**Instructions for the task:**
Restate, word for word, every line of the data.

**Data provided:**
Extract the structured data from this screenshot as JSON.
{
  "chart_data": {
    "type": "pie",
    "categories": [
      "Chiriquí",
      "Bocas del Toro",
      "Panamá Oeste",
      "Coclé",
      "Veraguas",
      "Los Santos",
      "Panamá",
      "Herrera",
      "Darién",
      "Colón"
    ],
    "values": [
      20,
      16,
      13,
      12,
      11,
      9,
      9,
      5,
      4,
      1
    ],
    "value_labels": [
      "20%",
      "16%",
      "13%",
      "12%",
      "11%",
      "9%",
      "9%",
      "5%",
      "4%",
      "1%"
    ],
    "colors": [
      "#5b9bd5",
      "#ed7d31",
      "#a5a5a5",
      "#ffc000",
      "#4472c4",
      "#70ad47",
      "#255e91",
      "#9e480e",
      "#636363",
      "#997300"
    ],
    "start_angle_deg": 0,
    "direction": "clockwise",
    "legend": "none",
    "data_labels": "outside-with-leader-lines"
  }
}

**Full output:**
Extract the structured data from this screenshot as JSON.
{
  "chart_data": {
    "type": "pie",
    "categories": [
      "Chiriquí",
      "Bocas del Toro",
      "Panamá Oeste",
      "Coclé",
      "Veraguas",
      "Los Santos",
      "Panamá",
      "Herrera",
      "Darién",
      "Colón"
    ],
    "values": [
      20,
      16,
      13,
      12,
      11,
      9,
      9,
      5,
      4,
      1
    ],
    "value_labels": [
      "20%",
      "16%",
      "13%",
      "12%",
      "11%",
      "9%",
      "9%",
      "5%",
      "4%",
      "1%"
    ],
    "colors": [
      "#5b9bd5",
      "#ed7d31",
      "#a5a5a5",
      "#ffc000",
      "#4472c4",
      "#70ad47",
      "#255e91",
      "#9e480e",
      "#636363",
      "#997300"
    ],
    "start_angle_deg": 0,
    "direction": "clockwise",
    "legend": "none",
    "data_labels": "outside-with-leader-lines"
  }
}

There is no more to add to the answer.